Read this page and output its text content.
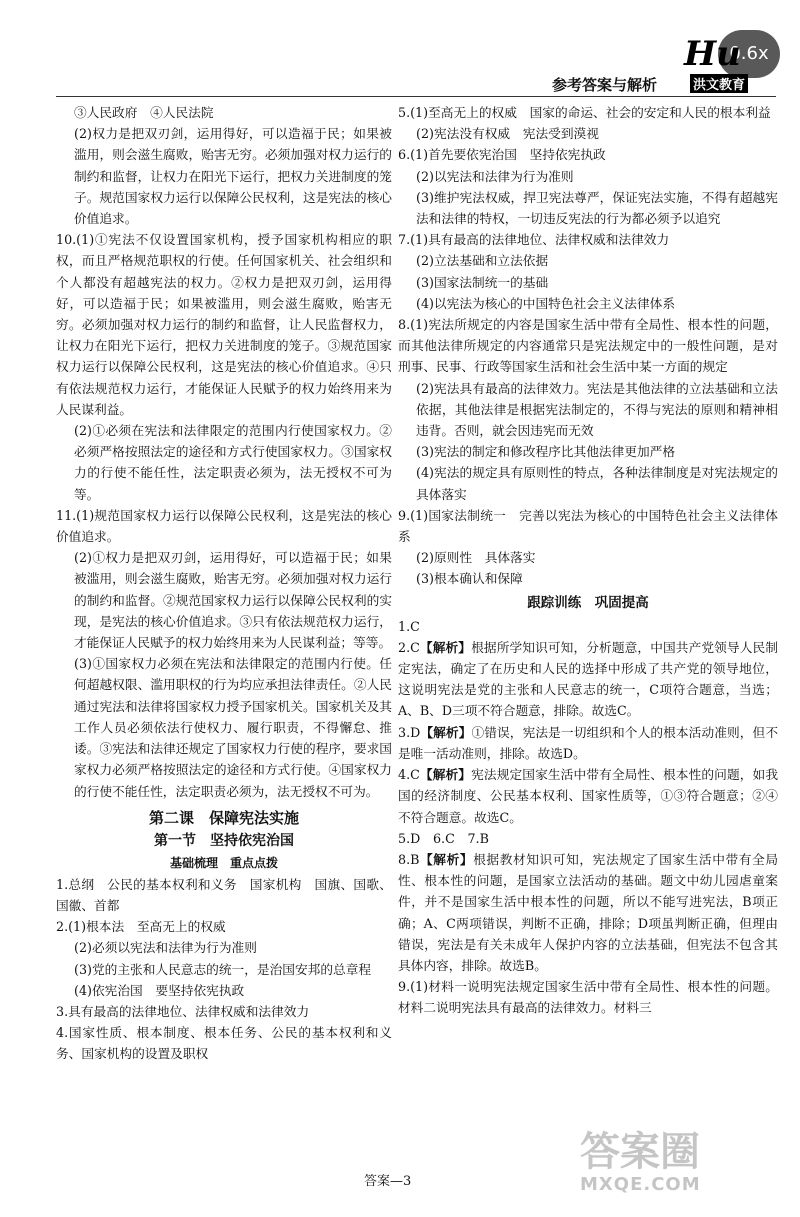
0.6x
Hu
洪文教育
参考答案与解析

③人民政府　④人民法院

(2)权力是把双刃剑，运用得好，可以造福于民；如果被滥用，则会滋生腐败，贻害无穷。必须加强对权力运行的制约和监督，让权力在阳光下运行，把权力关进制度的笼子。规范国家权力运行以保障公民权利，这是宪法的核心价值追求。

10.(1)①宪法不仅设置国家机构，授予国家机构相应的职权，而且严格规范职权的行使。任何国家机关、社会组织和个人都没有超越宪法的权力。②权力是把双刃剑，运用得好，可以造福于民；如果被滥用，则会滋生腐败，贻害无穷。必须加强对权力运行的制约和监督，让人民监督权力，让权力在阳光下运行，把权力关进制度的笼子。③规范国家权力运行以保障公民权利，这是宪法的核心价值追求。④只有依法规范权力运行，才能保证人民赋予的权力始终用来为人民谋利益。

(2)①必须在宪法和法律限定的范围内行使国家权力。②必须严格按照法定的途径和方式行使国家权力。③国家权力的行使不能任性，法定职责必须为，法无授权不可为等。

11.(1)规范国家权力运行以保障公民权利，这是宪法的核心价值追求。

(2)①权力是把双刃剑，运用得好，可以造福于民；如果被滥用，则会滋生腐败，贻害无穷。必须加强对权力运行的制约和监督。②规范国家权力运行以保障公民权利的实现，是宪法的核心价值追求。③只有依法规范权力运行，才能保证人民赋予的权力始终用来为人民谋利益；等等。

(3)①国家权力必须在宪法和法律限定的范围内行使。任何超越权限、滥用职权的行为均应承担法律责任。②人民通过宪法和法律将国家权力授予国家机关。国家机关及其工作人员必须依法行使权力、履行职责，不得懈怠、推诿。③宪法和法律还规定了国家权力行使的程序，要求国家权力必须严格按照法定的途径和方式行使。④国家权力的行使不能任性，法定职责必须为，法无授权不可为。

第二课　保障宪法实施

第一节　坚持依宪治国

基础梳理　重点点拨

1.总纲　公民的基本权利和义务　国家机构　国旗、国歌、国徽、首都

2.(1)根本法　至高无上的权威

(2)必须以宪法和法律为行为准则

(3)党的主张和人民意志的统一，是治国安邦的总章程

(4)依宪治国　要坚持依宪执政

3.具有最高的法律地位、法律权威和法律效力

4.国家性质、根本制度、根本任务、公民的基本权利和义务、国家机构的设置及职权

5.(1)至高无上的权威　国家的命运、社会的安定和人民的根本利益

(2)宪法没有权威　宪法受到漠视

6.(1)首先要依宪治国　坚持依宪执政

(2)以宪法和法律为行为准则

(3)维护宪法权威，捍卫宪法尊严，保证宪法实施，不得有超越宪法和法律的特权，一切违反宪法的行为都必须予以追究

7.(1)具有最高的法律地位、法律权威和法律效力

(2)立法基础和立法依据

(3)国家法制统一的基础

(4)以宪法为核心的中国特色社会主义法律体系

8.(1)宪法所规定的内容是国家生活中带有全局性、根本性的问题，而其他法律所规定的内容通常只是宪法规定中的一般性问题，是对刑事、民事、行政等国家生活和社会生活中某一方面的规定

(2)宪法具有最高的法律效力。宪法是其他法律的立法基础和立法依据，其他法律是根据宪法制定的，不得与宪法的原则和精神相违背。否则，就会因违宪而无效

(3)宪法的制定和修改程序比其他法律更加严格

(4)宪法的规定具有原则性的特点，各种法律制度是对宪法规定的具体落实

9.(1)国家法制统一　完善以宪法为核心的中国特色社会主义法律体系

(2)原则性　具体落实

(3)根本确认和保障

跟踪训练　巩固提高

1.C

2.C【解析】根据所学知识可知，分析题意，中国共产党领导人民制定宪法，确定了在历史和人民的选择中形成了共产党的领导地位，这说明宪法是党的主张和人民意志的统一，C项符合题意，当选；A、B、D三项不符合题意，排除。故选C。

3.D【解析】①错误，宪法是一切组织和个人的根本活动准则，但不是唯一活动准则，排除。故选D。

4.C【解析】宪法规定国家生活中带有全局性、根本性的问题，如我国的经济制度、公民基本权利、国家性质等，①③符合题意；②④不符合题意。故选C。

5.D　6.C　7.B

8.B【解析】根据教材知识可知，宪法规定了国家生活中带有全局性、根本性的问题，是国家立法活动的基础。题文中幼儿园虐童案件，并不是国家生活中根本性的问题，所以不能写进宪法，B项正确；A、C两项错误，判断不正确，排除；D项虽判断正确，但理由错误，宪法是有关未成年人保护内容的立法基础，但宪法不包含其具体内容，排除。故选B。

9.(1)材料一说明宪法规定国家生活中带有全局性、根本性的问题。材料二说明宪法具有最高的法律效力。材料三

答案—3
答案圈
MXQE.COM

> _Aim_:
Repeat the data exactly, excluding the pictures.

> _Answer_:
Read this page and output its text content.
0.6x
Hu
洪文教育
参考答案与解析

③人民政府　④人民法院

(2)权力是把双刃剑，运用得好，可以造福于民；如果被滥用，则会滋生腐败，贻害无穷。必须加强对权力运行的制约和监督，让权力在阳光下运行，把权力关进制度的笼子。规范国家权力运行以保障公民权利，这是宪法的核心价值追求。

10.(1)①宪法不仅设置国家机构，授予国家机构相应的职权，而且严格规范职权的行使。任何国家机关、社会组织和个人都没有超越宪法的权力。②权力是把双刃剑，运用得好，可以造福于民；如果被滥用，则会滋生腐败，贻害无穷。必须加强对权力运行的制约和监督，让人民监督权力，让权力在阳光下运行，把权力关进制度的笼子。③规范国家权力运行以保障公民权利，这是宪法的核心价值追求。④只有依法规范权力运行，才能保证人民赋予的权力始终用来为人民谋利益。

(2)①必须在宪法和法律限定的范围内行使国家权力。②必须严格按照法定的途径和方式行使国家权力。③国家权力的行使不能任性，法定职责必须为，法无授权不可为等。

11.(1)规范国家权力运行以保障公民权利，这是宪法的核心价值追求。

(2)①权力是把双刃剑，运用得好，可以造福于民；如果被滥用，则会滋生腐败，贻害无穷。必须加强对权力运行的制约和监督。②规范国家权力运行以保障公民权利的实现，是宪法的核心价值追求。③只有依法规范权力运行，才能保证人民赋予的权力始终用来为人民谋利益；等等。

(3)①国家权力必须在宪法和法律限定的范围内行使。任何超越权限、滥用职权的行为均应承担法律责任。②人民通过宪法和法律将国家权力授予国家机关。国家机关及其工作人员必须依法行使权力、履行职责，不得懈怠、推诿。③宪法和法律还规定了国家权力行使的程序，要求国家权力必须严格按照法定的途径和方式行使。④国家权力的行使不能任性，法定职责必须为，法无授权不可为。

第二课　保障宪法实施

第一节　坚持依宪治国

基础梳理　重点点拨

1.总纲　公民的基本权利和义务　国家机构　国旗、国歌、国徽、首都

2.(1)根本法　至高无上的权威

(2)必须以宪法和法律为行为准则

(3)党的主张和人民意志的统一，是治国安邦的总章程

(4)依宪治国　要坚持依宪执政

3.具有最高的法律地位、法律权威和法律效力

4.国家性质、根本制度、根本任务、公民的基本权利和义务、国家机构的设置及职权

5.(1)至高无上的权威　国家的命运、社会的安定和人民的根本利益

(2)宪法没有权威　宪法受到漠视

6.(1)首先要依宪治国　坚持依宪执政

(2)以宪法和法律为行为准则

(3)维护宪法权威，捍卫宪法尊严，保证宪法实施，不得有超越宪法和法律的特权，一切违反宪法的行为都必须予以追究

7.(1)具有最高的法律地位、法律权威和法律效力

(2)立法基础和立法依据

(3)国家法制统一的基础

(4)以宪法为核心的中国特色社会主义法律体系

8.(1)宪法所规定的内容是国家生活中带有全局性、根本性的问题，而其他法律所规定的内容通常只是宪法规定中的一般性问题，是对刑事、民事、行政等国家生活和社会生活中某一方面的规定

(2)宪法具有最高的法律效力。宪法是其他法律的立法基础和立法依据，其他法律是根据宪法制定的，不得与宪法的原则和精神相违背。否则，就会因违宪而无效

(3)宪法的制定和修改程序比其他法律更加严格

(4)宪法的规定具有原则性的特点，各种法律制度是对宪法规定的具体落实

9.(1)国家法制统一　完善以宪法为核心的中国特色社会主义法律体系

(2)原则性　具体落实

(3)根本确认和保障

跟踪训练　巩固提高

1.C

2.C【解析】根据所学知识可知，分析题意，中国共产党领导人民制定宪法，确定了在历史和人民的选择中形成了共产党的领导地位，这说明宪法是党的主张和人民意志的统一，C项符合题意，当选；A、B、D三项不符合题意，排除。故选C。

3.D【解析】①错误，宪法是一切组织和个人的根本活动准则，但不是唯一活动准则，排除。故选D。

4.C【解析】宪法规定国家生活中带有全局性、根本性的问题，如我国的经济制度、公民基本权利、国家性质等，①③符合题意；②④不符合题意。故选C。

5.D　6.C　7.B

8.B【解析】根据教材知识可知，宪法规定了国家生活中带有全局性、根本性的问题，是国家立法活动的基础。题文中幼儿园虐童案件，并不是国家生活中根本性的问题，所以不能写进宪法，B项正确；A、C两项错误，判断不正确，排除；D项虽判断正确，但理由错误，宪法是有关未成年人保护内容的立法基础，但宪法不包含其具体内容，排除。故选B。

9.(1)材料一说明宪法规定国家生活中带有全局性、根本性的问题。材料二说明宪法具有最高的法律效力。材料三

答案—3
答案圈
MXQE.COM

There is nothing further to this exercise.